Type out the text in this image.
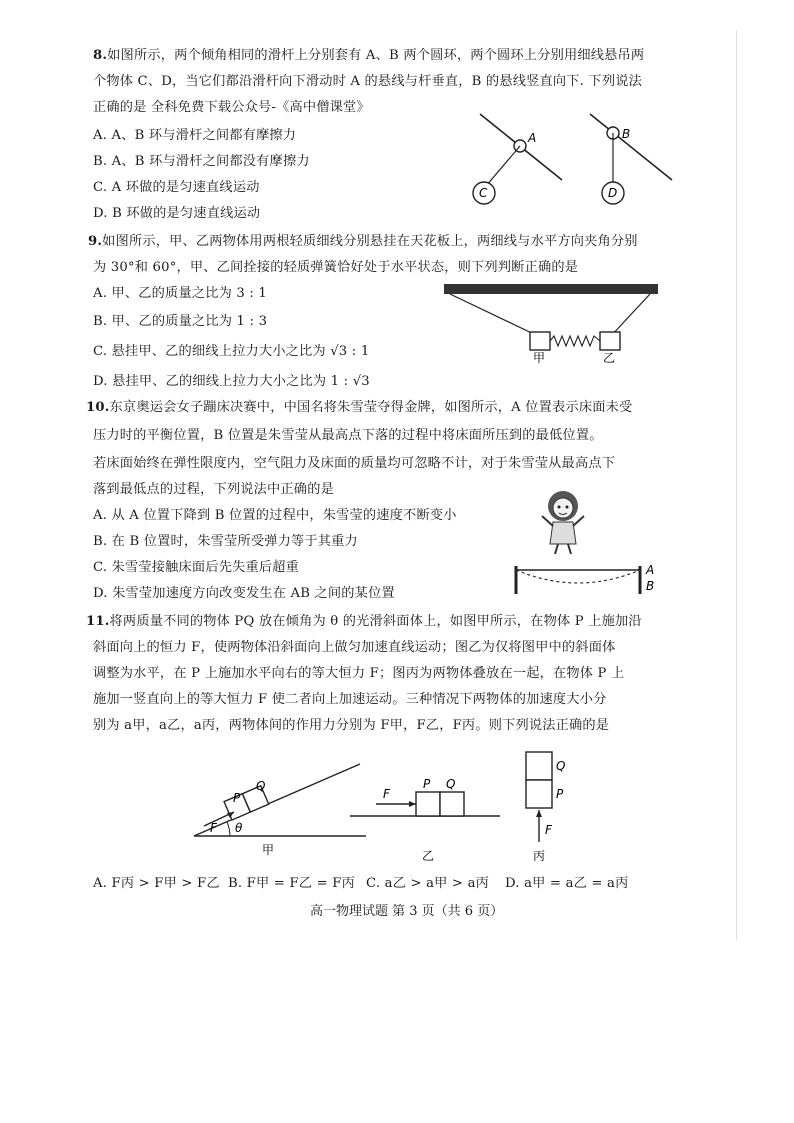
8.如图所示，两个倾角相同的滑杆上分别套有 A、B 两个圆环，两个圆环上分别用细线悬吊两
个物体 C、D，当它们都沿滑杆向下滑动时 A 的悬线与杆垂直，B 的悬线竖直向下. 下列说法
正确的是 全科免费下载公众号-《高中僧课堂》
A. A、B 环与滑杆之间都有摩擦力
B. A、B 环与滑杆之间都没有摩擦力
C. A 环做的是匀速直线运动
D. B 环做的是匀速直线运动
A	B
C	D
9.如图所示，甲、乙两物体用两根轻质细线分别悬挂在天花板上，两细线与水平方向夹角分别
为 30°和 60°，甲、乙间拴接的轻质弹簧恰好处于水平状态，则下列判断正确的是
A. 甲、乙的质量之比为 3 : 1
B. 甲、乙的质量之比为 1 : 3
C. 悬挂甲、乙的细线上拉力大小之比为 √3 : 1
D. 悬挂甲、乙的细线上拉力大小之比为 1 : √3
甲	乙
10.东京奥运会女子蹦床决赛中，中国名将朱雪莹夺得金牌，如图所示，A 位置表示床面未受
压力时的平衡位置，B 位置是朱雪莹从最高点下落的过程中将床面所压到的最低位置。
若床面始终在弹性限度内，空气阻力及床面的质量均可忽略不计，对于朱雪莹从最高点下
落到最低点的过程，下列说法中正确的是
A. 从 A 位置下降到 B 位置的过程中，朱雪莹的速度不断变小
B. 在 B 位置时，朱雪莹所受弹力等于其重力
C. 朱雪莹接触床面后先失重后超重
D. 朱雪莹加速度方向改变发生在 AB 之间的某位置
A
B
11.将两质量不同的物体 PQ 放在倾角为 θ 的光滑斜面体上，如图甲所示，在物体 P 上施加沿
斜面向上的恒力 F，使两物体沿斜面向上做匀加速直线运动；图乙为仅将图甲中的斜面体
调整为水平，在 P 上施加水平向右的等大恒力 F；图丙为两物体叠放在一起，在物体 P 上
施加一竖直向上的等大恒力 F 使二者向上加速运动。三种情况下两物体的加速度大小分
别为 a甲，a乙，a丙，两物体间的作用力分别为 F甲，F乙，F丙。则下列说法正确的是
F
P
Q
θ
甲
F
P Q
乙
Q
P
F
丙
A. F丙 > F甲 > F乙 B. F甲 = F乙 = F丙 C. a乙 > a甲 > a丙 D. a甲 = a乙 = a丙
高一物理试题 第 3 页（共 6 页）
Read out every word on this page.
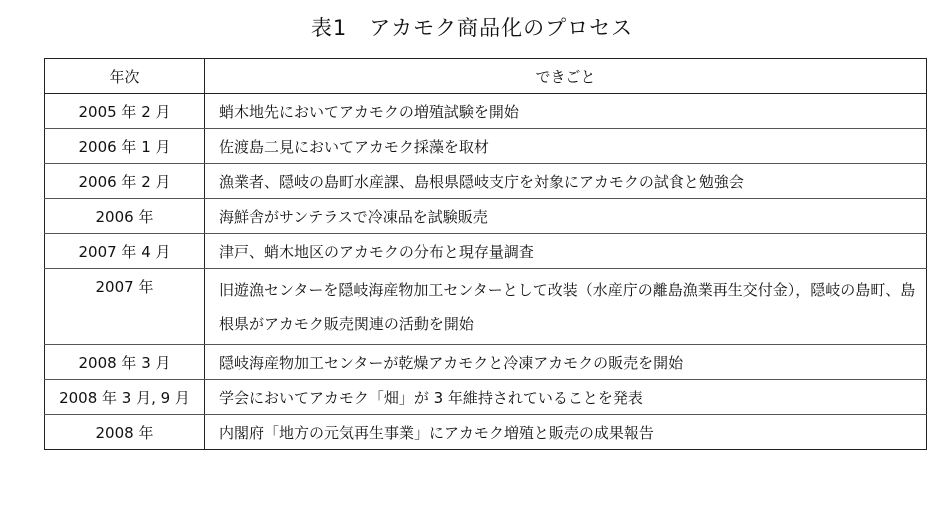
表1　アカモク商品化のプロセス
年次	できごと
2005 年 2 月	蛸木地先においてアカモクの増殖試験を開始
2006 年 1 月	佐渡島二見においてアカモク採藻を取材
2006 年 2 月	漁業者、隠岐の島町水産課、島根県隠岐支庁を対象にアカモクの試食と勉強会
2006 年	海鮮舎がサンテラスで冷凍品を試験販売
2007 年 4 月	津戸、蛸木地区のアカモクの分布と現存量調査
2007 年	旧遊漁センターを隠岐海産物加工センターとして改装（水産庁の離島漁業再生交付金），隠岐の島町、島根県がアカモク販売関連の活動を開始
2008 年 3 月	隠岐海産物加工センターが乾燥アカモクと冷凍アカモクの販売を開始
2008 年 3 月, 9 月	学会においてアカモク「畑」が 3 年維持されていることを発表
2008 年	内閣府「地方の元気再生事業」にアカモク増殖と販売の成果報告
•••••
Set down every record once more, word for word, without pictures.

Type out the text in this image.
8.如图所示，两个倾角相同的滑杆上分别套有 A、B 两个圆环，两个圆环上分别用细线悬吊两
个物体 C、D，当它们都沿滑杆向下滑动时 A 的悬线与杆垂直，B 的悬线竖直向下. 下列说法
正确的是 全科免费下载公众号-《高中僧课堂》
A. A、B 环与滑杆之间都有摩擦力
B. A、B 环与滑杆之间都没有摩擦力
C. A 环做的是匀速直线运动
D. B 环做的是匀速直线运动
A	B
C	D
9.如图所示，甲、乙两物体用两根轻质细线分别悬挂在天花板上，两细线与水平方向夹角分别
为 30°和 60°，甲、乙间拴接的轻质弹簧恰好处于水平状态，则下列判断正确的是
A. 甲、乙的质量之比为 3 : 1
B. 甲、乙的质量之比为 1 : 3
C. 悬挂甲、乙的细线上拉力大小之比为 √3 : 1
D. 悬挂甲、乙的细线上拉力大小之比为 1 : √3
甲	乙
10.东京奥运会女子蹦床决赛中，中国名将朱雪莹夺得金牌，如图所示，A 位置表示床面未受
压力时的平衡位置，B 位置是朱雪莹从最高点下落的过程中将床面所压到的最低位置。
若床面始终在弹性限度内，空气阻力及床面的质量均可忽略不计，对于朱雪莹从最高点下
落到最低点的过程，下列说法中正确的是
A. 从 A 位置下降到 B 位置的过程中，朱雪莹的速度不断变小
B. 在 B 位置时，朱雪莹所受弹力等于其重力
C. 朱雪莹接触床面后先失重后超重
D. 朱雪莹加速度方向改变发生在 AB 之间的某位置
A
B
11.将两质量不同的物体 PQ 放在倾角为 θ 的光滑斜面体上，如图甲所示，在物体 P 上施加沿
斜面向上的恒力 F，使两物体沿斜面向上做匀加速直线运动；图乙为仅将图甲中的斜面体
调整为水平，在 P 上施加水平向右的等大恒力 F；图丙为两物体叠放在一起，在物体 P 上
施加一竖直向上的等大恒力 F 使二者向上加速运动。三种情况下两物体的加速度大小分
别为 a甲，a乙，a丙，两物体间的作用力分别为 F甲，F乙，F丙。则下列说法正确的是
F
P
Q
θ
甲
F
P Q
乙
Q
P
F
丙
A. F丙 > F甲 > F乙 B. F甲 = F乙 = F丙 C. a乙 > a甲 > a丙 D. a甲 = a乙 = a丙
高一物理试题 第 3 页（共 6 页）
Read out every word on this page.
表1　アカモク商品化のプロセス
年次	できごと
2005 年 2 月	蛸木地先においてアカモクの増殖試験を開始
2006 年 1 月	佐渡島二見においてアカモク採藻を取材
2006 年 2 月	漁業者、隠岐の島町水産課、島根県隠岐支庁を対象にアカモクの試食と勉強会
2006 年	海鮮舎がサンテラスで冷凍品を試験販売
2007 年 4 月	津戸、蛸木地区のアカモクの分布と現存量調査
2007 年	旧遊漁センターを隠岐海産物加工センターとして改装（水産庁の離島漁業再生交付金），隠岐の島町、島根県がアカモク販売関連の活動を開始
2008 年 3 月	隠岐海産物加工センターが乾燥アカモクと冷凍アカモクの販売を開始
2008 年 3 月, 9 月	学会においてアカモク「畑」が 3 年維持されていることを発表
2008 年	内閣府「地方の元気再生事業」にアカモク増殖と販売の成果報告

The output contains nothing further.